万物皆可 GAN生成对抗网络生成手写数字 Part 2

Posted 我是小白呀

tags:

篇首语:本文由小常识网(cha138.com)小编为大家整理,主要介绍了万物皆可 GAN生成对抗网络生成手写数字 Part 2相关的知识,希望对你有一定的参考价值。

【万物皆可 GAN】生成对抗网络生成手写数字 Part 2

概述

GAN (Generative Adversarial Network) 即生成对抗网络. GAN 网络包括一个生成器 (Generator) 和一个判别器 (Discriminator). GAN 可以自动提取特征, 并判断和优化.

在这里插入图片描述

完整代码

模型

model.py:

import numpy as np
import torch.nn as nn


class Generator(nn.Module):
    """生成器"""

    def __init__(self, latent_dim, img_shape):
        super(Generator, self).__init__()

        def block(in_feat, out_feat, normalize=True):
            """
            block
            :param in_feat: 输入的特征维度
            :param out_feat: 输出的特征维度
            :param normalize: 归一化
            :return: block
            """
            layers = [nn.Linear(in_feat, out_feat)]

            # 归一化
            if normalize:
                layers.append(nn.BatchNorm1d(out_feat, 0.8))

            # 激活
            layers.append(nn.LeakyReLU(0.2, inplace=True))

### 任务指令 1
按所给文段的说法,GAN 网络由哪两部分组成?

### 数据条目
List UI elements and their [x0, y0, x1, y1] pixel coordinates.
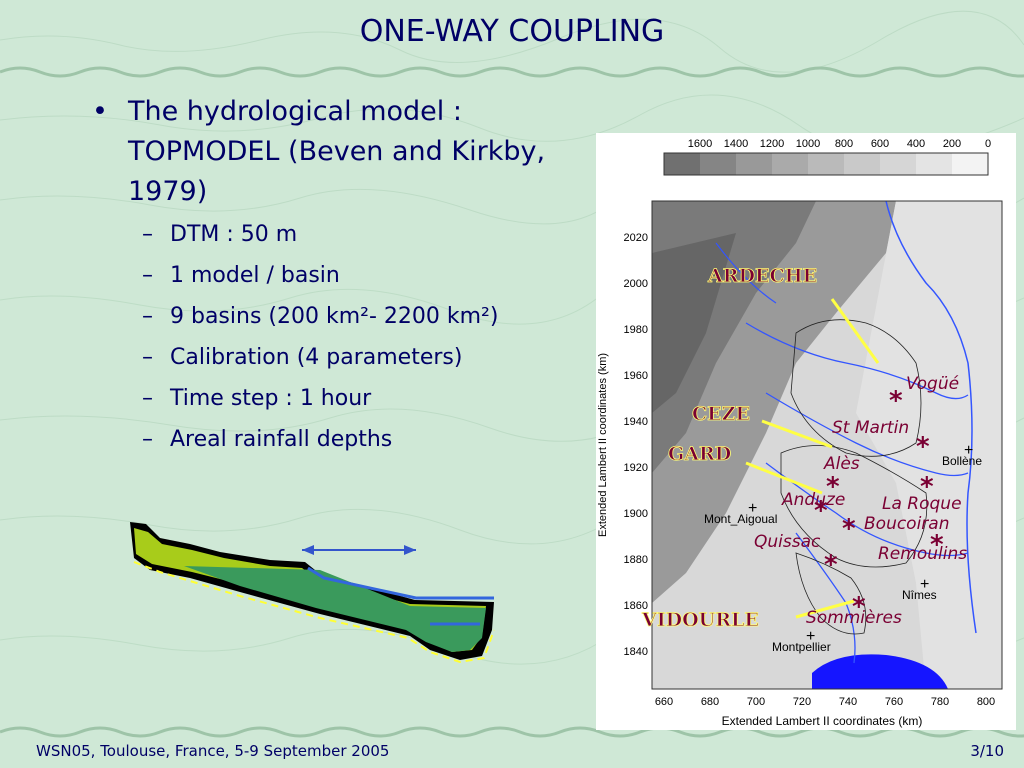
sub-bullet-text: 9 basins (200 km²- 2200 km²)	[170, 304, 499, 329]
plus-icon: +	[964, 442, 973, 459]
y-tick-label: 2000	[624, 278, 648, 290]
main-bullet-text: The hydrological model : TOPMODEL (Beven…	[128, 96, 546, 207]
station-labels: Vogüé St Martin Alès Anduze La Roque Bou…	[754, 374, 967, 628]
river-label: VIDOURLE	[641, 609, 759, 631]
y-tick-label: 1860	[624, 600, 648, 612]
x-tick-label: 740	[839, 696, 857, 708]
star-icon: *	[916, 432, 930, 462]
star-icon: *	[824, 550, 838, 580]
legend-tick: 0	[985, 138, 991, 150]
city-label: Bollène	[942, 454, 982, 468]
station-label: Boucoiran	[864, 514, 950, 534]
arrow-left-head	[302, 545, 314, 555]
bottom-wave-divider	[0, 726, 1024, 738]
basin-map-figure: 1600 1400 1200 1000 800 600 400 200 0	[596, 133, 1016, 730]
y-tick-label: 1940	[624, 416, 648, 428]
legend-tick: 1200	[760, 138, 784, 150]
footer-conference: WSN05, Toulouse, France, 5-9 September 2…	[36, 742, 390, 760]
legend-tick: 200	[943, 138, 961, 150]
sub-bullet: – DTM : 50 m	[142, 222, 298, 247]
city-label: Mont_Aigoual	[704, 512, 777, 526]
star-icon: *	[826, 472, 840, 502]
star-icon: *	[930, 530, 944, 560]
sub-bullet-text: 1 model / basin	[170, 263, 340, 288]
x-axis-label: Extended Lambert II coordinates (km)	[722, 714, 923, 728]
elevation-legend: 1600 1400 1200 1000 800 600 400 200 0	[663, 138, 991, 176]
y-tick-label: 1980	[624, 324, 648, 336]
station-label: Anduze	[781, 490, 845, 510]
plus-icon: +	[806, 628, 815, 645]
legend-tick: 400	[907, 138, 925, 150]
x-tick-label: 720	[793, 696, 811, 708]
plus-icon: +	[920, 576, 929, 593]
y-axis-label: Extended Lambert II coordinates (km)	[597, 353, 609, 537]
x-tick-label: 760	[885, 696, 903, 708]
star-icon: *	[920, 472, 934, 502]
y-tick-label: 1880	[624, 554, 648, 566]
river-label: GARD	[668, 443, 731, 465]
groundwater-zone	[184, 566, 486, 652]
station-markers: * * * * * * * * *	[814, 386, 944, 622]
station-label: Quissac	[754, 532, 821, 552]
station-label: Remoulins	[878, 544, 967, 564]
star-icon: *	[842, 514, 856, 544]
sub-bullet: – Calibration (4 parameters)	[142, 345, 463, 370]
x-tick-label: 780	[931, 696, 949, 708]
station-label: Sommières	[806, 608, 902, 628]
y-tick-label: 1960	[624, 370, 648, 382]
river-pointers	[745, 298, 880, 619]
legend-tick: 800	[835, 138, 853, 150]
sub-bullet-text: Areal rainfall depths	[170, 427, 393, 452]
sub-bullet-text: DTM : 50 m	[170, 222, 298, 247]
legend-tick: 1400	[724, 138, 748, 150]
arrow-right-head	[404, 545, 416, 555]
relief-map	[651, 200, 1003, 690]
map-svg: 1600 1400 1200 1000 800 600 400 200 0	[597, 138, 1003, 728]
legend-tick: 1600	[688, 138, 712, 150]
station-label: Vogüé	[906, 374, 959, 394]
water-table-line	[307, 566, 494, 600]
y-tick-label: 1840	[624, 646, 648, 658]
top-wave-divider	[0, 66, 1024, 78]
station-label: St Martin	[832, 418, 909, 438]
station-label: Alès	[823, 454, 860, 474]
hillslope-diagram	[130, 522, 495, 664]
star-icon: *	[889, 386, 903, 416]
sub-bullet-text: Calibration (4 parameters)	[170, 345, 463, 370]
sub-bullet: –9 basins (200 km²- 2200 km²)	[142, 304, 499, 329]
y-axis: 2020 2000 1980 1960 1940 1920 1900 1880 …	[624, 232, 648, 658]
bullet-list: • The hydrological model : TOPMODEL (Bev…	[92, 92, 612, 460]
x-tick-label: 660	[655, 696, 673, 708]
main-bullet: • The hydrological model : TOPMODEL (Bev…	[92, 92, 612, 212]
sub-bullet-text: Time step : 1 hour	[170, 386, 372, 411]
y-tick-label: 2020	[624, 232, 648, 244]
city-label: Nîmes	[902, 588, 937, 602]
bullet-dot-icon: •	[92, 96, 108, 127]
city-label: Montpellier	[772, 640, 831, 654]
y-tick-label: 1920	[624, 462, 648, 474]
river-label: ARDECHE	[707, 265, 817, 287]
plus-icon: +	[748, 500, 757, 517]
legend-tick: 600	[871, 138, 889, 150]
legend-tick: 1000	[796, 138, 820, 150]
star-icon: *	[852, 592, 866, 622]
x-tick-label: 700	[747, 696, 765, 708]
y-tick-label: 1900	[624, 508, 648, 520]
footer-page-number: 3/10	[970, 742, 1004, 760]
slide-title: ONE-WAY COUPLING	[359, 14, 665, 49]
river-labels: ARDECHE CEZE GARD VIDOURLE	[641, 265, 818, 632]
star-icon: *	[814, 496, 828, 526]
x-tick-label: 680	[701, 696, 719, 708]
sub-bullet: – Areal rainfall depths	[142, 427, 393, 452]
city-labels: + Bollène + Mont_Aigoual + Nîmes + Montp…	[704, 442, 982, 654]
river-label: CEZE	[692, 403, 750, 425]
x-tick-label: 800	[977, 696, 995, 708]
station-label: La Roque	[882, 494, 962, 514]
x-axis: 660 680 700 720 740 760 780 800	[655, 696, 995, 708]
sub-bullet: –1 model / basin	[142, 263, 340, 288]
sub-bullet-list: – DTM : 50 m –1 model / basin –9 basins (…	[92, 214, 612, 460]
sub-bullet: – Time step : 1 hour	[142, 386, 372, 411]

...

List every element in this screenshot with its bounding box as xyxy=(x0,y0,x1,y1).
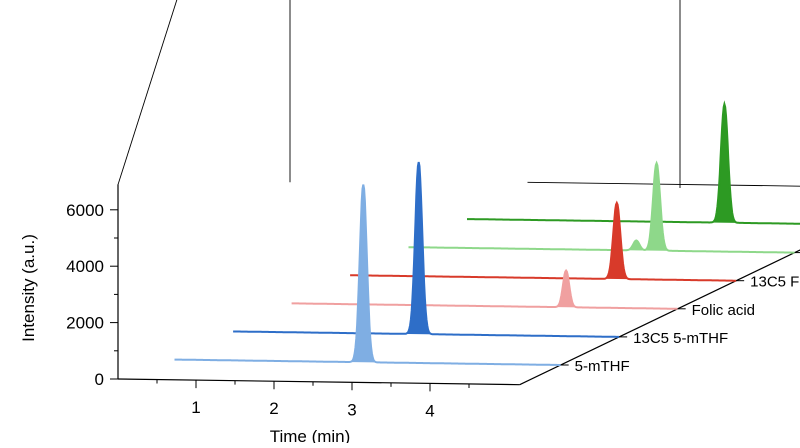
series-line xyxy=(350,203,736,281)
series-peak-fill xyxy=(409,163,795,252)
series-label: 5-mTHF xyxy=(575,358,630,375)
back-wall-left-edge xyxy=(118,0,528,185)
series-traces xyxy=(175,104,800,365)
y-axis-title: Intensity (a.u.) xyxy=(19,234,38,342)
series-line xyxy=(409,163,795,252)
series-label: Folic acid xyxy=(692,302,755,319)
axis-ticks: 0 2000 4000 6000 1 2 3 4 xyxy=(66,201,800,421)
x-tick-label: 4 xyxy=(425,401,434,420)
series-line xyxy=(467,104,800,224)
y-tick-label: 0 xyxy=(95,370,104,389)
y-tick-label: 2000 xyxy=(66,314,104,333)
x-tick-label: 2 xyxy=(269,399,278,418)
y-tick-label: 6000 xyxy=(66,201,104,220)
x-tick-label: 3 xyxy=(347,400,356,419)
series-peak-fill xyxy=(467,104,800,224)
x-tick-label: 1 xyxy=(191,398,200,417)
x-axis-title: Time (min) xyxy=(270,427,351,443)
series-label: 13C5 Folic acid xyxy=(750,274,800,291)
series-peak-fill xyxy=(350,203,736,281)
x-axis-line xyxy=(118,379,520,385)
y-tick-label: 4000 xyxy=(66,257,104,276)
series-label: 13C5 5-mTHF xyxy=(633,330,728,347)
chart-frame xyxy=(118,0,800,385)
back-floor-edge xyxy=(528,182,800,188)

### 任务指令 2
在第一组数据行中,从含有"sub-bullet-text: 9 basins"的那一行起,到含有"138, 784, 150]"的那一行止,首尾两行都算在内,请逐字重新键入这些行。

### 完整解答 1
生成器 (Generator) 和判别器 (Discriminator)。

### 完整解答 2
sub-bullet-text: 9 basins (200 km²- 2200 km²)	[170, 304, 499, 329]
plus-icon: +	[964, 442, 973, 459]
y-tick-label: 2000	[624, 278, 648, 290]
main-bullet-text: The hydrological model : TOPMODEL (Beven…	[128, 96, 546, 207]
station-labels: Vogüé St Martin Alès Anduze La Roque Bou…	[754, 374, 967, 628]
river-label: VIDOURLE	[641, 609, 759, 631]
y-tick-label: 1860	[624, 600, 648, 612]
x-tick-label: 740	[839, 696, 857, 708]
star-icon: *	[916, 432, 930, 462]
star-icon: *	[824, 550, 838, 580]
legend-tick: 0	[985, 138, 991, 150]
city-label: Bollène	[942, 454, 982, 468]
station-label: Boucoiran	[864, 514, 950, 534]
arrow-left-head	[302, 545, 314, 555]
bottom-wave-divider	[0, 726, 1024, 738]
basin-map-figure: 1600 1400 1200 1000 800 600 400 200 0	[596, 133, 1016, 730]
y-tick-label: 1940	[624, 416, 648, 428]
legend-tick: 1200	[760, 138, 784, 150]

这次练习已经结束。